---------- DATA EXTRACT ----------
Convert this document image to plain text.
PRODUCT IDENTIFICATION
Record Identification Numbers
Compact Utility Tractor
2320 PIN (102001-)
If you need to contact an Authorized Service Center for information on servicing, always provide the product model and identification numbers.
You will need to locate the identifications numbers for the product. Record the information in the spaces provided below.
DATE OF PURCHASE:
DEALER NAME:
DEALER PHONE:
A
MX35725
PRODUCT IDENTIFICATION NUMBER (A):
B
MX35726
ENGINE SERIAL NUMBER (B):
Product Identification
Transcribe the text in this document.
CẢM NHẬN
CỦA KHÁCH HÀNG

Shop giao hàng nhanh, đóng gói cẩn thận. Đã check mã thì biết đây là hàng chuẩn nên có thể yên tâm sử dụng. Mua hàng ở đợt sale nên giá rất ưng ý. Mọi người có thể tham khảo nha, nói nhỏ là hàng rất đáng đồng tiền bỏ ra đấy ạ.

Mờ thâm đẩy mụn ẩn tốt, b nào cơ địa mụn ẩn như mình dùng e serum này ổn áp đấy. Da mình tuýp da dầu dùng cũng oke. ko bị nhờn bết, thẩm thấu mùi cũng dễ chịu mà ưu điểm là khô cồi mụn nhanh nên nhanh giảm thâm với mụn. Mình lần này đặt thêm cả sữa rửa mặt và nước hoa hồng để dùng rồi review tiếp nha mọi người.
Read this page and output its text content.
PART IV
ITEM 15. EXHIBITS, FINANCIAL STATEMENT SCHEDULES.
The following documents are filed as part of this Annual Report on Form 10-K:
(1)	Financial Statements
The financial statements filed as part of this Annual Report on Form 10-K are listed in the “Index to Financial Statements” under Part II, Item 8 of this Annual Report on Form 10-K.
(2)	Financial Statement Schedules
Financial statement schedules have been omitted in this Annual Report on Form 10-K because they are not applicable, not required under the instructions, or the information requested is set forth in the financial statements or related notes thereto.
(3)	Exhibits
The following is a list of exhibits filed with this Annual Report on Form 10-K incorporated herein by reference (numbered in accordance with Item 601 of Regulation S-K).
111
----------
**WHAT YOU WILL DO**
All of the data must be returned exactly.

**FULL OUTPUT**
Convert this document image to plain text.
PRODUCT IDENTIFICATION
Record Identification Numbers
Compact Utility Tractor
2320 PIN (102001-)
If you need to contact an Authorized Service Center for information on servicing, always provide the product model and identification numbers.
You will need to locate the identifications numbers for the product. Record the information in the spaces provided below.
DATE OF PURCHASE:
DEALER NAME:
DEALER PHONE:
A
MX35725
PRODUCT IDENTIFICATION NUMBER (A):
B
MX35726
ENGINE SERIAL NUMBER (B):
Product Identification
Transcribe the text in this document.
CẢM NHẬN
CỦA KHÁCH HÀNG

Shop giao hàng nhanh, đóng gói cẩn thận. Đã check mã thì biết đây là hàng chuẩn nên có thể yên tâm sử dụng. Mua hàng ở đợt sale nên giá rất ưng ý. Mọi người có thể tham khảo nha, nói nhỏ là hàng rất đáng đồng tiền bỏ ra đấy ạ.

Mờ thâm đẩy mụn ẩn tốt, b nào cơ địa mụn ẩn như mình dùng e serum này ổn áp đấy. Da mình tuýp da dầu dùng cũng oke. ko bị nhờn bết, thẩm thấu mùi cũng dễ chịu mà ưu điểm là khô cồi mụn nhanh nên nhanh giảm thâm với mụn. Mình lần này đặt thêm cả sữa rửa mặt và nước hoa hồng để dùng rồi review tiếp nha mọi người.
Read this page and output its text content.
PART IV
ITEM 15. EXHIBITS, FINANCIAL STATEMENT SCHEDULES.
The following documents are filed as part of this Annual Report on Form 10-K:
(1)	Financial Statements
The financial statements filed as part of this Annual Report on Form 10-K are listed in the “Index to Financial Statements” under Part II, Item 8 of this Annual Report on Form 10-K.
(2)	Financial Statement Schedules
Financial statement schedules have been omitted in this Annual Report on Form 10-K because they are not applicable, not required under the instructions, or the information requested is set forth in the financial statements or related notes thereto.
(3)	Exhibits
The following is a list of exhibits filed with this Annual Report on Form 10-K incorporated herein by reference (numbered in accordance with Item 601 of Regulation S-K).
111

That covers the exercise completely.